**Exercises to complete:**
**1)** Answer these from the Unsprawl API documentation, one line per answer:
(a) What does TransportScorer compute, and by what kind of query?
(b) Which method of UnsprawlApp is meant for CLI usage?
(c) What budget value is passed in the module usage example?
**2)** Resume the Unsprawl API documentation, picking up right after its last shown line.

Filter, rank, and render a clean buy list table to console.

TransportScorer

Compute MRT accessibility scores using spatial nearest-neighbor queries.

Functions

main([argv])

Entry point that dispatches to Typer app.

ensure_lat_lon_from_town_centroids(df, *[, town_col, ...])

Ensure DataFrame has numeric lat and lon columns.

configure_logging(verbosity)

Configure root logger formatting and level.

Package Contents

class UnsprawlApp(schema=None, transport_cache_dir=None)[source]

Application orchestrator wiring the pipeline and providing both programmatic and CLI access.

This class can be used directly as a Python module or via the CLI. For programmatic usage, use the process() method with explicit parameters. For CLI usage, use the run() method with parsed arguments.

Example (Module Usage)

>>> app = UnsprawlApp()
>>> results = app.process(
...     input_path="resale.csv",
...     town="PUNGGOL",
...     budget=600000,
...     top_n=10
... )
>>> print(results.head())

Example (With MRT Accessibility - Default)

>>> app = UnsprawlApp()
>>> results = app.process(
...     input_path="resale.csv",
...     town="BISHAN"
... )

Example (Custom MRT Catalog)

>>> results = app.process(
...     input_path="resale.csv",
...     mrt_catalog="stations.geojson",
...     town="BISHAN"

**Listed entries:**

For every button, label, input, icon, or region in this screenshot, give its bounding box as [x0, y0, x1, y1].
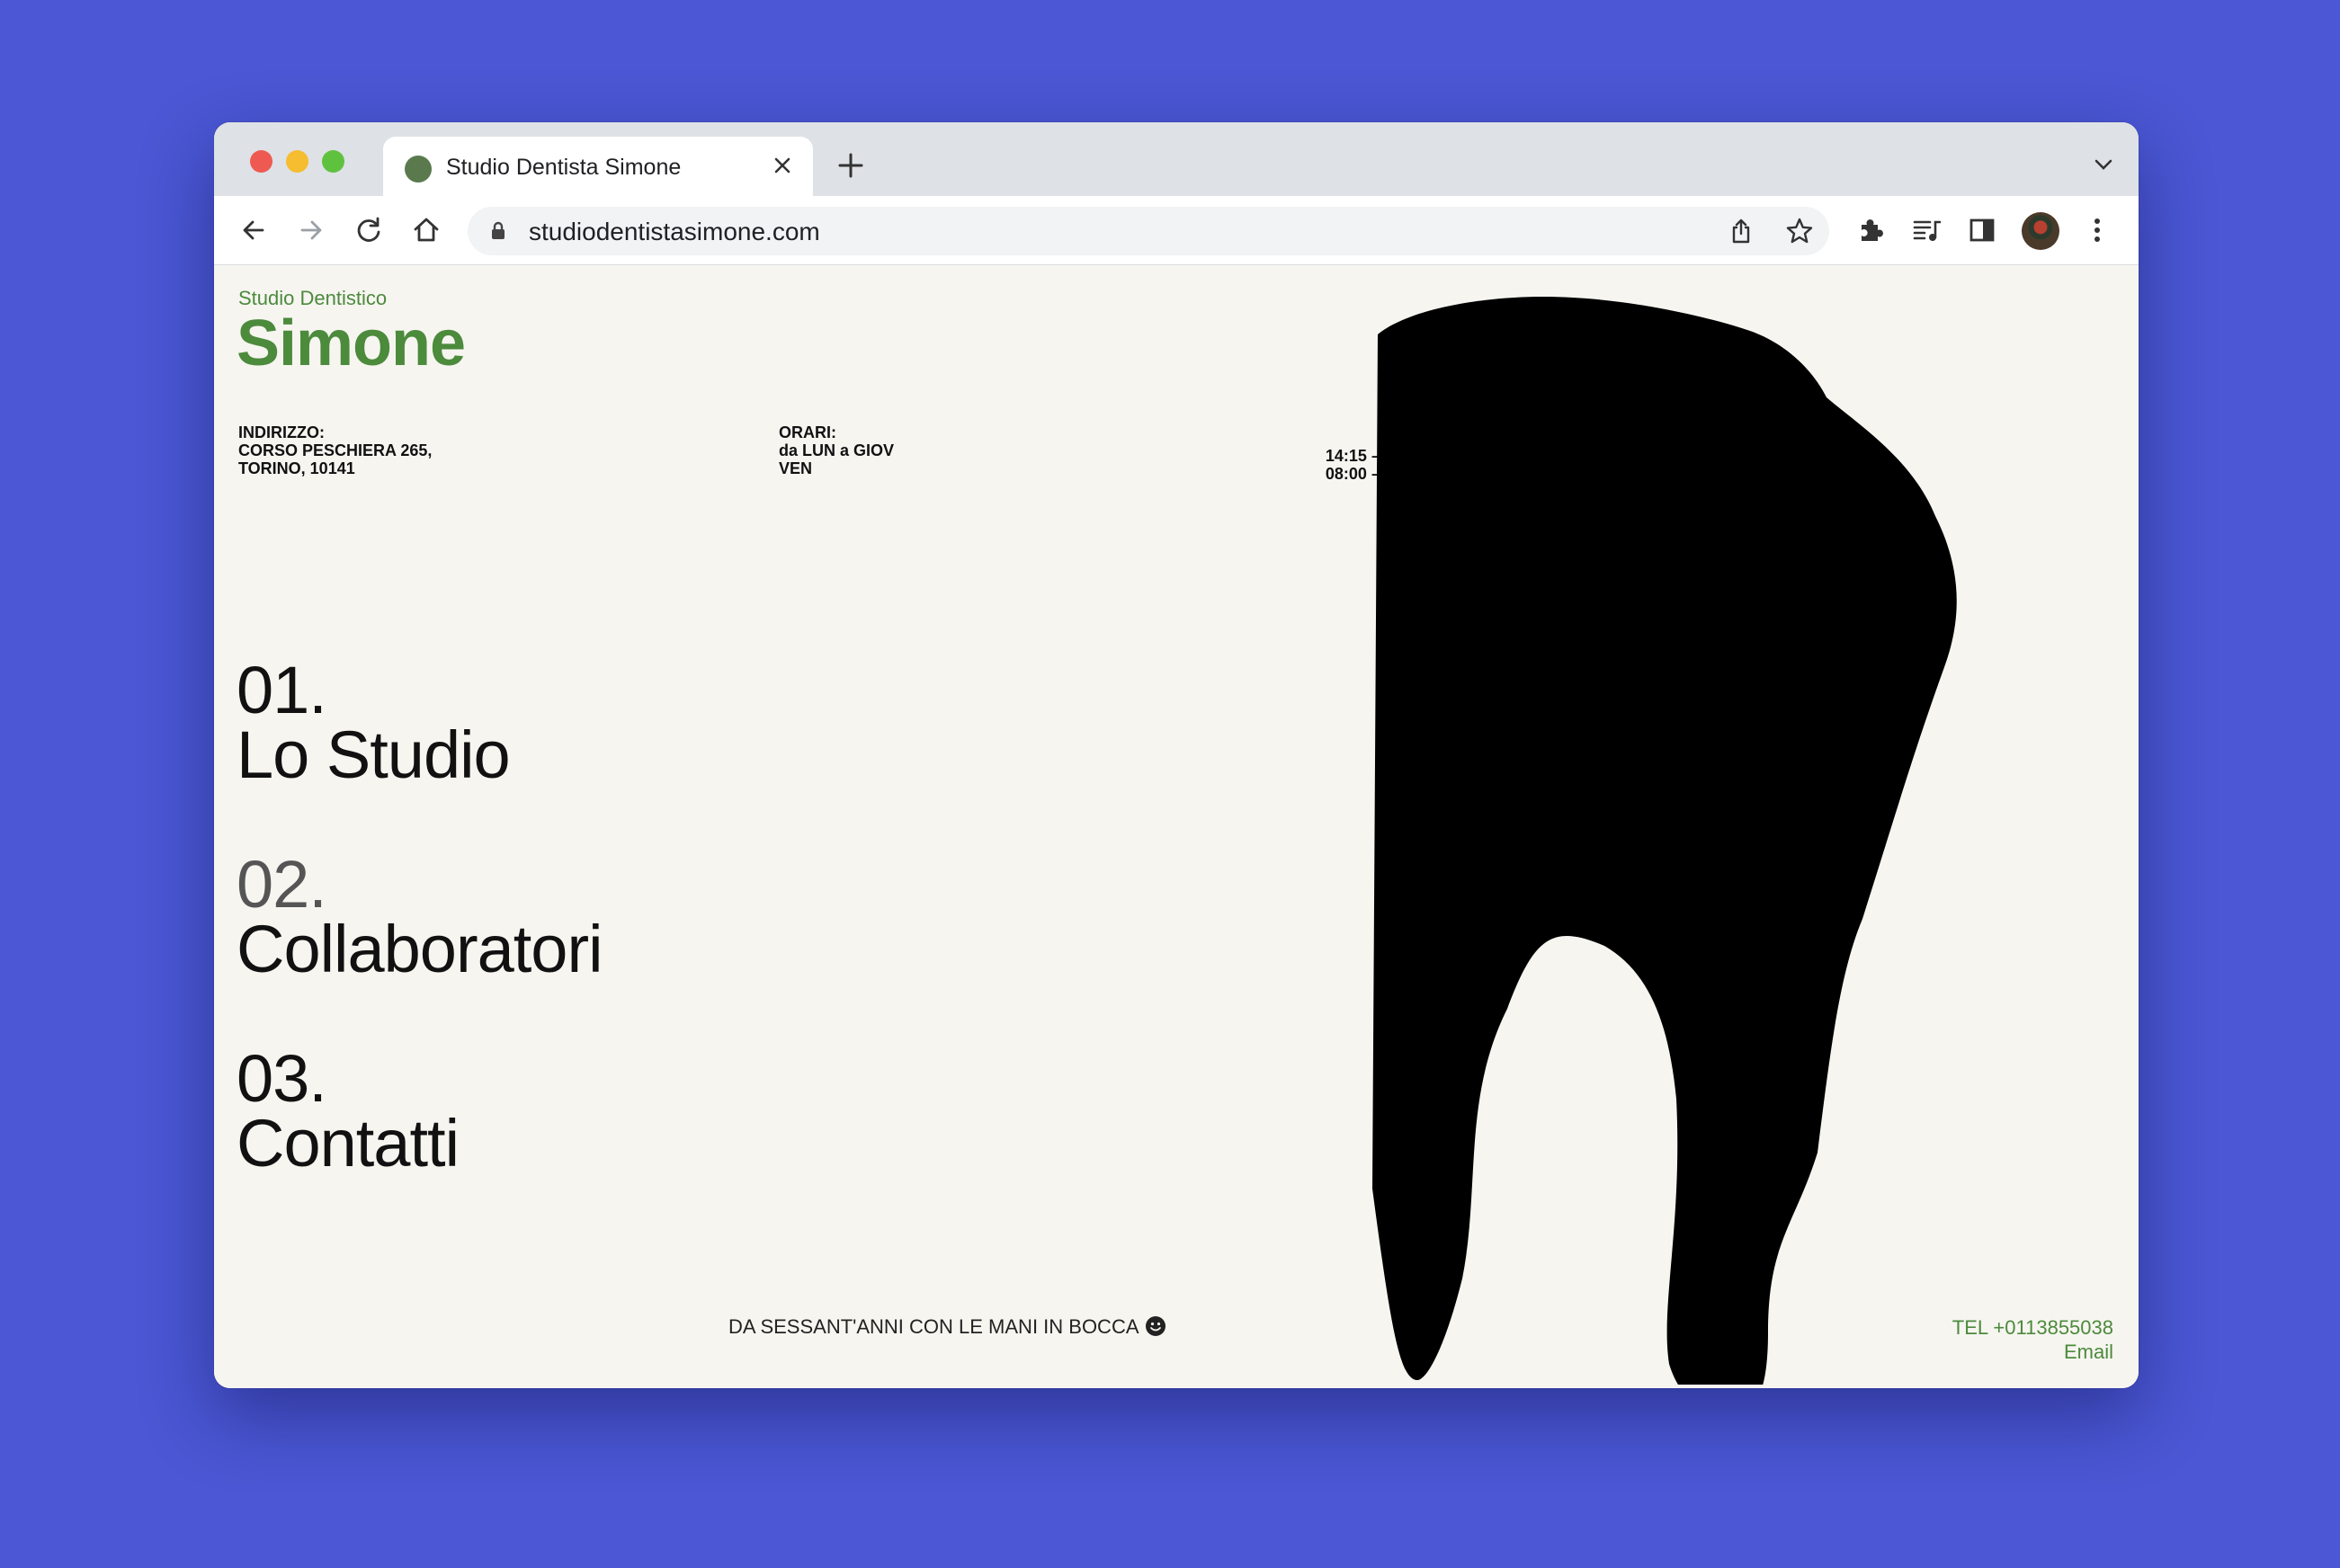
address-bar[interactable]: studiodentistasimone.com: [468, 207, 1829, 255]
nav-number: 01.: [237, 653, 327, 727]
url-text[interactable]: studiodentistasimone.com: [529, 218, 820, 246]
more-menu-icon[interactable]: [2079, 212, 2115, 248]
nav-label: Collaboratori: [237, 912, 603, 986]
tooth-illustration: [1372, 297, 1957, 1385]
profile-avatar[interactable]: [2022, 212, 2059, 250]
nav-number: 02.: [237, 847, 327, 922]
tab-list-chevron-icon[interactable]: [2090, 151, 2117, 178]
star-icon[interactable]: [1784, 216, 1815, 246]
opening-hours-label: ORARI: da LUN a GIOV VEN: [779, 423, 895, 477]
nav-number: 03.: [237, 1041, 327, 1116]
lock-icon[interactable]: [487, 220, 509, 242]
smiley-icon: [1145, 1316, 1166, 1336]
nav-lo-studio[interactable]: 01. Lo Studio: [237, 653, 511, 788]
active-tab[interactable]: Studio Dentista Simone: [383, 137, 813, 196]
close-window-button[interactable]: [250, 150, 272, 173]
address-block: INDIRIZZO: CORSO PESCHIERA 265, TORINO, …: [238, 423, 433, 477]
brand-logo[interactable]: Simone: [237, 307, 466, 380]
tab-close-icon[interactable]: [768, 151, 797, 180]
forward-arrow-icon[interactable]: [293, 212, 329, 248]
extensions-icon[interactable]: [1853, 212, 1889, 248]
email-link[interactable]: Email: [1952, 1340, 2113, 1364]
browser-window: Studio Dentista Simone studiodentistasim…: [214, 122, 2139, 1388]
web-page: Studio Dentistico Simone INDIRIZZO: CORS…: [214, 265, 2139, 1388]
site-favicon-icon: [405, 156, 432, 183]
tagline: DA SESSANT'ANNI CON LE MANI IN BOCCA: [728, 1315, 1166, 1339]
back-arrow-icon[interactable]: [236, 212, 272, 248]
media-queue-icon[interactable]: [1908, 212, 1944, 248]
nav-label: Contatti: [237, 1106, 460, 1180]
browser-toolbar: studiodentistasimone.com: [214, 196, 2139, 265]
nav-collaboratori[interactable]: 02. Collaboratori: [237, 847, 603, 983]
nav-contatti[interactable]: 03. Contatti: [237, 1041, 460, 1177]
reload-icon[interactable]: [351, 212, 387, 248]
contact-block: TEL +0113855038 Email: [1952, 1315, 2113, 1364]
minimize-window-button[interactable]: [286, 150, 308, 173]
share-icon[interactable]: [1727, 217, 1755, 245]
phone-link[interactable]: TEL +0113855038: [1952, 1315, 2113, 1340]
new-tab-icon[interactable]: [835, 149, 867, 182]
side-panel-icon[interactable]: [1964, 212, 2000, 248]
tagline-text: DA SESSANT'ANNI CON LE MANI IN BOCCA: [728, 1315, 1139, 1338]
home-icon[interactable]: [408, 212, 444, 248]
tab-title: Studio Dentista Simone: [446, 155, 682, 180]
nav-label: Lo Studio: [237, 717, 511, 792]
maximize-window-button[interactable]: [322, 150, 344, 173]
tab-strip: Studio Dentista Simone: [214, 122, 2139, 196]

**Solved problems:**
**1)**
(a) MRT accessibility scores, using spatial nearest-neighbor queries.
(b) The run() method, with parsed arguments.
(c) 600000

**2)**
... )

Initialize the valuation engine with optional custom schema and cache directory.

Parameters:
  • schema (Schema | None) – Custom schema definition. If None, uses default Schema().

  • transport_cache_dir (Optional[str]) – Directory for caching transport KDTree data. If None, uses default .cache_transport.

schema
loader
fe
engine
transport
reporter
logger
_data: DataFrame | None = None
load_data(input_path)[source]

Load HDB resale data from CSV file.

Parameters:

input_path (str) – Path to the HDB resale CSV file.

Returns:

Loaded and normalized DataFrame.

Return type:

pd.DataFrame

Raises:
process(input_path=None, data=None, mrt_catalog=None, clear_transport_cache=False, group_by=None, enable_accessibility_adjust=True, town=None, town_like=None, budget=None, flat_type=None, flat_type_like=None, flat_model=None, flat_model_like=None, storey_min=None, storey_max=None, area_min=None, area_max=None, lease_min=None, lease_max=None, top_n=10, return_full=False)[source]

Process HDB resale data and return filtered, scored results.

This is the main programmatic entry point for using the valuation engine as a module.

Parameters:
  • input_path (Optional[str]) – Path to HDB resale CSV. Required if data is not provided.

  • data (Optional[pd.DataFrame]) – Pre-loaded DataFrame. If provided, input_path is ignored.

  • mrt_catalog (Optional[str]) – Path to MRT stations GeoJSON or CSV for transport scoring.

  • clear_transport_cache (bool) – Whether to clear transport cache before processing.

  • group_by (Optional[List[str]]) – Columns to group by for peer comparison z-scores. Defaults to [town, flat_type].

  • enable_accessibility_adjust (bool) – Whether to adjust price efficiency based on MRT accessibility. Default True.

  • town (Optional[str]) – Exact town filter (case-insensitive).

  • town_like (Optional[str]) – Partial town match (substring).

  • budget (Optional[float]) – Maximum resale price.

  • flat_type (Optional[str]) – Exact flat type filter.

  • flat_type_like (Optional[str]) – Partial flat type match.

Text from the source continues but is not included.